■ What you have to do:
Copy each line where the word "icon" occurs.

Figure record listings:

_ _ _ _ _

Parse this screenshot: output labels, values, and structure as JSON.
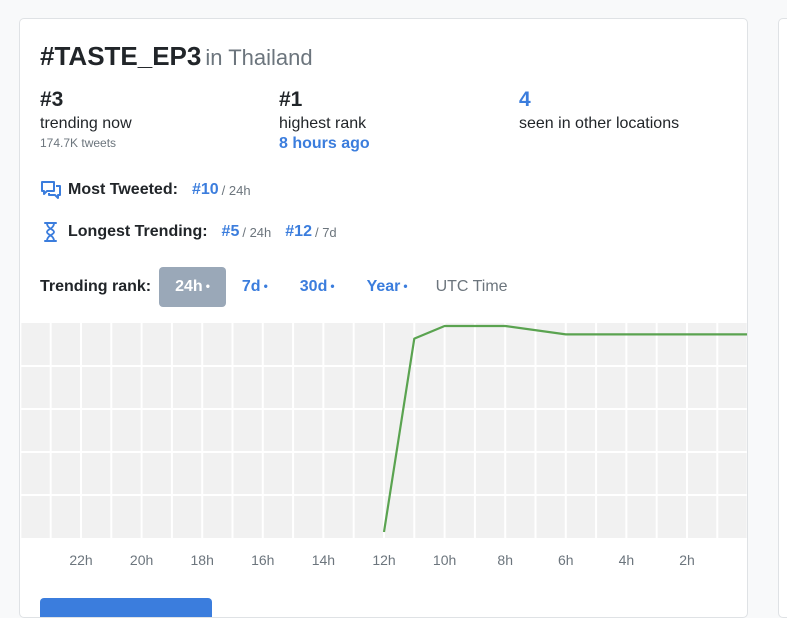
{
  "header": {
    "hashtag": "#TASTE_EP3",
    "location": "in Thailand"
  },
  "stats": {
    "current": {
      "value": "#3",
      "label": "trending now",
      "sub": "174.7K tweets"
    },
    "highest": {
      "value": "#1",
      "label": "highest rank",
      "sub": "8 hours ago"
    },
    "locations": {
      "value": "4",
      "label": "seen in other locations"
    }
  },
  "most_tweeted": {
    "label": "Most Tweeted:",
    "icon": "chat-bubbles-icon",
    "ranks": [
      {
        "rank": "#10",
        "period": "/ 24h"
      }
    ]
  },
  "longest_trending": {
    "label": "Longest Trending:",
    "icon": "hourglass-icon",
    "ranks": [
      {
        "rank": "#5",
        "period": "/ 24h"
      },
      {
        "rank": "#12",
        "period": "/ 7d"
      }
    ]
  },
  "trending_rank": {
    "label": "Trending rank:",
    "tabs": [
      {
        "label": "24h",
        "active": true
      },
      {
        "label": "7d",
        "active": false
      },
      {
        "label": "30d",
        "active": false
      },
      {
        "label": "Year",
        "active": false
      }
    ],
    "utc_label": "UTC Time"
  },
  "colors": {
    "accent": "#3b7ddd",
    "active_tab": "#9aa8b8",
    "line": "#5aa350",
    "grid_bg": "#f1f1f1"
  },
  "chart_data": {
    "type": "line",
    "x_direction": "hours ago, decreasing left to right",
    "xlim": [
      24,
      0
    ],
    "ylim": [
      50,
      1
    ],
    "grid": true,
    "xticks": [
      "22h",
      "20h",
      "18h",
      "16h",
      "14h",
      "12h",
      "10h",
      "8h",
      "6h",
      "4h",
      "2h"
    ],
    "xtick_values": [
      22,
      20,
      18,
      16,
      14,
      12,
      10,
      8,
      6,
      4,
      2
    ],
    "series": [
      {
        "x": [
          12,
          11,
          10,
          8,
          6,
          0
        ],
        "y": [
          50,
          4,
          1,
          1,
          3,
          3
        ]
      }
    ]
  }
}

_ _ _ _ _

■ Result:
    "icon": "chat-bubbles-icon",
    "icon": "hourglass-icon",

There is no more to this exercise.